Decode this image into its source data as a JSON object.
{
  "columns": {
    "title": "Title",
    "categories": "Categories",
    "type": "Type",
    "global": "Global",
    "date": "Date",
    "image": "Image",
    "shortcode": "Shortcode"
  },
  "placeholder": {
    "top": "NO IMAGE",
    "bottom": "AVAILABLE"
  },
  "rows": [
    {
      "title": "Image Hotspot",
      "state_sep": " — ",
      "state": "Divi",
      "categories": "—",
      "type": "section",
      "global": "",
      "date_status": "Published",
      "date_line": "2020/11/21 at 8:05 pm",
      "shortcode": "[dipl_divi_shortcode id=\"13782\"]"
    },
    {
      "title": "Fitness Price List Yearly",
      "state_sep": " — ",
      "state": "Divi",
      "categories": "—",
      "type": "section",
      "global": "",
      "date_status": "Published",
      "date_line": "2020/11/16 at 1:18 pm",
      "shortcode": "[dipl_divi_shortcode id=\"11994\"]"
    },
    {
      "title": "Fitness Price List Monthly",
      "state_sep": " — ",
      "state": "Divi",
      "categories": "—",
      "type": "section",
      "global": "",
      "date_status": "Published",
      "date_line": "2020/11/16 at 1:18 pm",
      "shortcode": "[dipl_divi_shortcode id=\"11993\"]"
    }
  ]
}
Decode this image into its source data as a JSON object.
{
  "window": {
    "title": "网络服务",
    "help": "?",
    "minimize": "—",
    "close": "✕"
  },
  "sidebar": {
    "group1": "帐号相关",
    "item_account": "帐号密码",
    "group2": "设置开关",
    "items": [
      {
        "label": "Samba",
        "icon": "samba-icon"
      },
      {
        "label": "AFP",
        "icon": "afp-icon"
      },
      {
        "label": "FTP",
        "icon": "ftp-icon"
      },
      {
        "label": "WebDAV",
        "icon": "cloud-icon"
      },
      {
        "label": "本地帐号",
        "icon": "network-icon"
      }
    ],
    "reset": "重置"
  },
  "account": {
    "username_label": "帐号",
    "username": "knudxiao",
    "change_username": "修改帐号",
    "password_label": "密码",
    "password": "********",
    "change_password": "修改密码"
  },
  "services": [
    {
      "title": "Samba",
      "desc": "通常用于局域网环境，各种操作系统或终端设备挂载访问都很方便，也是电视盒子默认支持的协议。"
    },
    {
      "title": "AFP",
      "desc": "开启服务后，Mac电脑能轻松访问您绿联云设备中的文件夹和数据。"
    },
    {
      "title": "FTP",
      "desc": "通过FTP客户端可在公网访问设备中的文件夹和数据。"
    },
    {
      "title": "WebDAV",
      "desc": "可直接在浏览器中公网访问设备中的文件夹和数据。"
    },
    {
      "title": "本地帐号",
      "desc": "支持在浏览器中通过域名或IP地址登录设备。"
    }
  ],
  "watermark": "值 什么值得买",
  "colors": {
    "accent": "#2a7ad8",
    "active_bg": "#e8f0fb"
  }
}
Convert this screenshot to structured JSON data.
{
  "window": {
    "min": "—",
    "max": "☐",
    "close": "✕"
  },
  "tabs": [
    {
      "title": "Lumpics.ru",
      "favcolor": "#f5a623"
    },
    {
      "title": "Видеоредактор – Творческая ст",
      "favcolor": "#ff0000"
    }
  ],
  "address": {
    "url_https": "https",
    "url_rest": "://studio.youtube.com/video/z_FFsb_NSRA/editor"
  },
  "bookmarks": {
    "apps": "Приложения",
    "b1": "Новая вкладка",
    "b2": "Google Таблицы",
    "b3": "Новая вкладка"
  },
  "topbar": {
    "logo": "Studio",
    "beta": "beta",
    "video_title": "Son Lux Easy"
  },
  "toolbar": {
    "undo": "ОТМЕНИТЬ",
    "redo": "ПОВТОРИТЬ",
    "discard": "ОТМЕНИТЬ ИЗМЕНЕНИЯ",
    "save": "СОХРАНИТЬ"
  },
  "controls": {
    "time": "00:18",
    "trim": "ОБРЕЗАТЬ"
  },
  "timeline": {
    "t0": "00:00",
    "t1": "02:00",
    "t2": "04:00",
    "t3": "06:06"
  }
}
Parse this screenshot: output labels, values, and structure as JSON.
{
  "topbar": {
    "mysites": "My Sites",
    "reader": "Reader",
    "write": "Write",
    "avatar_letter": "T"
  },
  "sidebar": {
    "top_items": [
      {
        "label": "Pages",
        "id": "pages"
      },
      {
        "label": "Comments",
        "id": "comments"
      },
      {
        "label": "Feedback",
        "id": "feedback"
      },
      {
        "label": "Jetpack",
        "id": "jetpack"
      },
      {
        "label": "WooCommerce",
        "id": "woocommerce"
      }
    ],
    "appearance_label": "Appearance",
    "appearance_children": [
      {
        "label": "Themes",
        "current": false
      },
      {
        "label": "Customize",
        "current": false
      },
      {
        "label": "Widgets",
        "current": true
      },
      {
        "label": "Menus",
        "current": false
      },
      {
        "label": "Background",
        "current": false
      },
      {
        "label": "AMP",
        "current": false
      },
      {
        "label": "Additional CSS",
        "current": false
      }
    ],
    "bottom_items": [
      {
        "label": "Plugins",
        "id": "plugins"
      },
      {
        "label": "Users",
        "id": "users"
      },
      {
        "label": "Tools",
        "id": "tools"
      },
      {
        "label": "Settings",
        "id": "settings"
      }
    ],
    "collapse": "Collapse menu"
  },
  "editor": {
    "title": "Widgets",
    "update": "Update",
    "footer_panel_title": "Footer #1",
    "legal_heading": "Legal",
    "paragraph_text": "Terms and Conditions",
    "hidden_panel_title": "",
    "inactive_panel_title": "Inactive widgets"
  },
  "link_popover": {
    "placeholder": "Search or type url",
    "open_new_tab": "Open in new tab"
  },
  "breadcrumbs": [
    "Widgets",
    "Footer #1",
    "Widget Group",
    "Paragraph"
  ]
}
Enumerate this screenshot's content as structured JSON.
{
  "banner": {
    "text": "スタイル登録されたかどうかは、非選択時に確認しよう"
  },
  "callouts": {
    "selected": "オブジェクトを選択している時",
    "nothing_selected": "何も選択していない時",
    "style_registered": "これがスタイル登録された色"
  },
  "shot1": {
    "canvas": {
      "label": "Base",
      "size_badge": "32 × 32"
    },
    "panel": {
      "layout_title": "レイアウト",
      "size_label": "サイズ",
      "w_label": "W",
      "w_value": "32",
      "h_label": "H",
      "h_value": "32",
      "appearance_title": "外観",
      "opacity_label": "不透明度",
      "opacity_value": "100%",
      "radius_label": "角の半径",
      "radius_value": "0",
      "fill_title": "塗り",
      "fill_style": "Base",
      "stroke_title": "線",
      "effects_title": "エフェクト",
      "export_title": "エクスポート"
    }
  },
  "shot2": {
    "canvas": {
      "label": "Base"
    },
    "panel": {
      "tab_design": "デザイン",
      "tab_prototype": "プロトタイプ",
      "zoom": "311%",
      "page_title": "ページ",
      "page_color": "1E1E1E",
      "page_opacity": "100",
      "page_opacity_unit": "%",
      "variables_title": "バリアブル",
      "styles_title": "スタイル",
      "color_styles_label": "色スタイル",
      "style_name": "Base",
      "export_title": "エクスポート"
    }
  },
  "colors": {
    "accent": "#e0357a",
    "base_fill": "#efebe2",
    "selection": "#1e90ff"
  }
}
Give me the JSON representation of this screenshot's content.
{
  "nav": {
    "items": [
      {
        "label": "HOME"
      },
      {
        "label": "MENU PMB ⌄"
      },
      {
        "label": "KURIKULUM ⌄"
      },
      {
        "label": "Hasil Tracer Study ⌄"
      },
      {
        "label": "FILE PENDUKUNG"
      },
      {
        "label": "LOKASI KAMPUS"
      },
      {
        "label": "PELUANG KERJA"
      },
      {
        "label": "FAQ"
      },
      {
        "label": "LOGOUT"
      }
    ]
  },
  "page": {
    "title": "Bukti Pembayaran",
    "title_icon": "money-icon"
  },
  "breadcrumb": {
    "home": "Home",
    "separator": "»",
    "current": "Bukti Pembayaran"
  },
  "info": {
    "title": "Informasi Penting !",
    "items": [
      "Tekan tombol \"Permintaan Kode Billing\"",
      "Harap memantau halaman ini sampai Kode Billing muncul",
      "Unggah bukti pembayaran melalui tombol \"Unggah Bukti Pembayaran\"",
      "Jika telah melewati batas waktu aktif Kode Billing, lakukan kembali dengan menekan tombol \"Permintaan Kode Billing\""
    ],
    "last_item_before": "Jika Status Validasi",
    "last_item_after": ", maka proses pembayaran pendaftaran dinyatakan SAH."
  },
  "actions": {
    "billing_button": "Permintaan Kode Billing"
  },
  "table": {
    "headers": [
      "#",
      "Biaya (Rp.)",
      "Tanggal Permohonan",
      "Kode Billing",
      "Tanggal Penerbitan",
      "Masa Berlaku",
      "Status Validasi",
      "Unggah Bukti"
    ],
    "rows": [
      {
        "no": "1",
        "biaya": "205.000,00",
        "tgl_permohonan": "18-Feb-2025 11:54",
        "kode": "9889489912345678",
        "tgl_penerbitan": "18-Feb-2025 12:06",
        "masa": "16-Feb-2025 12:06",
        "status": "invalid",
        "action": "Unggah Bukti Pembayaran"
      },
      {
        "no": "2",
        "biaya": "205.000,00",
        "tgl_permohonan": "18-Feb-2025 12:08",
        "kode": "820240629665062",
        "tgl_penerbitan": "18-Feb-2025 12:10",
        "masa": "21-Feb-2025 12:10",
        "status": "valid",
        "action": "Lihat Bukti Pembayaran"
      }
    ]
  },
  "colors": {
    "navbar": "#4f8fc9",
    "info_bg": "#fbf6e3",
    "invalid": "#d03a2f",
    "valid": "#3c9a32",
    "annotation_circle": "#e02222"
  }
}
· · · · ·
> **WHAT YOU SHOULD DO**
Go through the records and show every line with the string "desc" in it.

> **FINAL RESULT**
      "desc": "通常用于局域网环境，各种操作系统或终端设备挂载访问都很方便，也是电视盒子默认支持的协议。"
      "desc": "开启服务后，Mac电脑能轻松访问您绿联云设备中的文件夹和数据。"
      "desc": "通过FTP客户端可在公网访问设备中的文件夹和数据。"
      "desc": "可直接在浏览器中公网访问设备中的文件夹和数据。"
      "desc": "支持在浏览器中通过域名或IP地址登录设备。"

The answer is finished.